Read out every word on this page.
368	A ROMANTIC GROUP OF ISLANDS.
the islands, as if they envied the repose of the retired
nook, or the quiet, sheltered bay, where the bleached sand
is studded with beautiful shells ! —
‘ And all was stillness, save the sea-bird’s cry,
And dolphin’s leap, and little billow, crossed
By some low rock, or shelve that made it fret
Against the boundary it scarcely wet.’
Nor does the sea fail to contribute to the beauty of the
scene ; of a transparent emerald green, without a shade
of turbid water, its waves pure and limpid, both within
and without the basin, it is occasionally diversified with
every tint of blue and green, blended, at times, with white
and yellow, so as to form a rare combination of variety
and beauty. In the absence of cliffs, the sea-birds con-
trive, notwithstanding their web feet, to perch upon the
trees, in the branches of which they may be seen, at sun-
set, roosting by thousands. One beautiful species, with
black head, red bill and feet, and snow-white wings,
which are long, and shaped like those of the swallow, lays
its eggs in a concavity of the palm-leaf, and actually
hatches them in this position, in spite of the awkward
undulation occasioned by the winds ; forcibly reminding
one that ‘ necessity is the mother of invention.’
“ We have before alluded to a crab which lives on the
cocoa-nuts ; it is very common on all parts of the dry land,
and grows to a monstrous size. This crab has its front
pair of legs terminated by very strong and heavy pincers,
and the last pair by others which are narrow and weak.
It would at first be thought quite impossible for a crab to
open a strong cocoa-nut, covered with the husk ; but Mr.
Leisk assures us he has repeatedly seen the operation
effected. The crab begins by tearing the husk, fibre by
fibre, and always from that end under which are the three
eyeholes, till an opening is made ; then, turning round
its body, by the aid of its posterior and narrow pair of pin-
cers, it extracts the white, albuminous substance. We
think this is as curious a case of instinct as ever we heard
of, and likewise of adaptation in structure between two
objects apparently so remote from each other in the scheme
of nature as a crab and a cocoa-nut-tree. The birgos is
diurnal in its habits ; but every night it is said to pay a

Task requirements: The records above should be returned exactly.

The result:
Read out every word on this page.
368	A ROMANTIC GROUP OF ISLANDS.
the islands, as if they envied the repose of the retired
nook, or the quiet, sheltered bay, where the bleached sand
is studded with beautiful shells ! —
‘ And all was stillness, save the sea-bird’s cry,
And dolphin’s leap, and little billow, crossed
By some low rock, or shelve that made it fret
Against the boundary it scarcely wet.’
Nor does the sea fail to contribute to the beauty of the
scene ; of a transparent emerald green, without a shade
of turbid water, its waves pure and limpid, both within
and without the basin, it is occasionally diversified with
every tint of blue and green, blended, at times, with white
and yellow, so as to form a rare combination of variety
and beauty. In the absence of cliffs, the sea-birds con-
trive, notwithstanding their web feet, to perch upon the
trees, in the branches of which they may be seen, at sun-
set, roosting by thousands. One beautiful species, with
black head, red bill and feet, and snow-white wings,
which are long, and shaped like those of the swallow, lays
its eggs in a concavity of the palm-leaf, and actually
hatches them in this position, in spite of the awkward
undulation occasioned by the winds ; forcibly reminding
one that ‘ necessity is the mother of invention.’
“ We have before alluded to a crab which lives on the
cocoa-nuts ; it is very common on all parts of the dry land,
and grows to a monstrous size. This crab has its front
pair of legs terminated by very strong and heavy pincers,
and the last pair by others which are narrow and weak.
It would at first be thought quite impossible for a crab to
open a strong cocoa-nut, covered with the husk ; but Mr.
Leisk assures us he has repeatedly seen the operation
effected. The crab begins by tearing the husk, fibre by
fibre, and always from that end under which are the three
eyeholes, till an opening is made ; then, turning round
its body, by the aid of its posterior and narrow pair of pin-
cers, it extracts the white, albuminous substance. We
think this is as curious a case of instinct as ever we heard
of, and likewise of adaptation in structure between two
objects apparently so remote from each other in the scheme
of nature as a crab and a cocoa-nut-tree. The birgos is
diurnal in its habits ; but every night it is said to pay a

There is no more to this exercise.